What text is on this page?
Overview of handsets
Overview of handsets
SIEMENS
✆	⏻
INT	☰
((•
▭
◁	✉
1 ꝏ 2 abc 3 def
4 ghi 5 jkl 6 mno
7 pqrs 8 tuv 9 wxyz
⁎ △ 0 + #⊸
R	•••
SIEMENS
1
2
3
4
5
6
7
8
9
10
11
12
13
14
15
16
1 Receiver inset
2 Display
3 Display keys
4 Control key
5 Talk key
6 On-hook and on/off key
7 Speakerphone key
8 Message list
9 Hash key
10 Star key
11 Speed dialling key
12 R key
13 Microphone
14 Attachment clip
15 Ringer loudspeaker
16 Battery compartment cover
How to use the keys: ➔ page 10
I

▶ Work to complete
Transcribe all of the entries without altering anything.

▶ Final result
What text is on this page?
Overview of handsets
Overview of handsets
SIEMENS
✆	⏻
INT	☰
((•
▭
◁	✉
1 ꝏ 2 abc 3 def
4 ghi 5 jkl 6 mno
7 pqrs 8 tuv 9 wxyz
⁎ △ 0 + #⊸
R	•••
SIEMENS
1
2
3
4
5
6
7
8
9
10
11
12
13
14
15
16
1 Receiver inset
2 Display
3 Display keys
4 Control key
5 Talk key
6 On-hook and on/off key
7 Speakerphone key
8 Message list
9 Hash key
10 Star key
11 Speed dialling key
12 R key
13 Microphone
14 Attachment clip
15 Ringer loudspeaker
16 Battery compartment cover
How to use the keys: ➔ page 10
I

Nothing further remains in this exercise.